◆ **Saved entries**
-- start --
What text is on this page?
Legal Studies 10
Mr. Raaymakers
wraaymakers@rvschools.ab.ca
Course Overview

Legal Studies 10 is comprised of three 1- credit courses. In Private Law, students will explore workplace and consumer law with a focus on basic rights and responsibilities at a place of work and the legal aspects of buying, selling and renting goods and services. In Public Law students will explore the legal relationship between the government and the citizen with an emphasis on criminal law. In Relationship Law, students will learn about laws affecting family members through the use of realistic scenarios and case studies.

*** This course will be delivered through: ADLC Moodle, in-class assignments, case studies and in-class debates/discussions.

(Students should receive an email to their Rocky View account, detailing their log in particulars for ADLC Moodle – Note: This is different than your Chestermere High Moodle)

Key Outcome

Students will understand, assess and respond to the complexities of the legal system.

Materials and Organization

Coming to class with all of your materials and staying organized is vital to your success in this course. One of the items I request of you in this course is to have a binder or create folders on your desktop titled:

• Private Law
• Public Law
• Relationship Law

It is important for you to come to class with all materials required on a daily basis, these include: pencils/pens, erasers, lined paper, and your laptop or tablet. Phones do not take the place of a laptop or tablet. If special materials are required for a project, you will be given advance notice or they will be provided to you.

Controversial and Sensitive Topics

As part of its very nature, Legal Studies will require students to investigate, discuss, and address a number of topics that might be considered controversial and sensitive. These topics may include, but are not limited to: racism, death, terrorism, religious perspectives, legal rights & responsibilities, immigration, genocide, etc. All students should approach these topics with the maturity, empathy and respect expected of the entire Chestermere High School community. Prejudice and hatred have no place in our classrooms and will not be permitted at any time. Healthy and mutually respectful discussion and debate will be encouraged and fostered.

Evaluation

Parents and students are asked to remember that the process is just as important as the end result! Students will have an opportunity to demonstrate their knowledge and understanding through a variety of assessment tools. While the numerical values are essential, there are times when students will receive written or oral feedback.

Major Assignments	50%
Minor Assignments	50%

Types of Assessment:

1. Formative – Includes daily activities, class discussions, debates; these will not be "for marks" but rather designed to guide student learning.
-- end --
Extract every line above exactly as it stands.

What text is on this page?
Legal Studies 10
Mr. Raaymakers
wraaymakers@rvschools.ab.ca
Course Overview

Legal Studies 10 is comprised of three 1- credit courses. In Private Law, students will explore workplace and consumer law with a focus on basic rights and responsibilities at a place of work and the legal aspects of buying, selling and renting goods and services. In Public Law students will explore the legal relationship between the government and the citizen with an emphasis on criminal law. In Relationship Law, students will learn about laws affecting family members through the use of realistic scenarios and case studies.

*** This course will be delivered through: ADLC Moodle, in-class assignments, case studies and in-class debates/discussions.

(Students should receive an email to their Rocky View account, detailing their log in particulars for ADLC Moodle – Note: This is different than your Chestermere High Moodle)

Key Outcome

Students will understand, assess and respond to the complexities of the legal system.

Materials and Organization

Coming to class with all of your materials and staying organized is vital to your success in this course. One of the items I request of you in this course is to have a binder or create folders on your desktop titled:

• Private Law
• Public Law
• Relationship Law

It is important for you to come to class with all materials required on a daily basis, these include: pencils/pens, erasers, lined paper, and your laptop or tablet. Phones do not take the place of a laptop or tablet. If special materials are required for a project, you will be given advance notice or they will be provided to you.

Controversial and Sensitive Topics

As part of its very nature, Legal Studies will require students to investigate, discuss, and address a number of topics that might be considered controversial and sensitive. These topics may include, but are not limited to: racism, death, terrorism, religious perspectives, legal rights & responsibilities, immigration, genocide, etc. All students should approach these topics with the maturity, empathy and respect expected of the entire Chestermere High School community. Prejudice and hatred have no place in our classrooms and will not be permitted at any time. Healthy and mutually respectful discussion and debate will be encouraged and fostered.

Evaluation

Parents and students are asked to remember that the process is just as important as the end result! Students will have an opportunity to demonstrate their knowledge and understanding through a variety of assessment tools. While the numerical values are essential, there are times when students will receive written or oral feedback.

Major Assignments	50%
Minor Assignments	50%

Types of Assessment:

1. Formative – Includes daily activities, class discussions, debates; these will not be "for marks" but rather designed to guide student learning.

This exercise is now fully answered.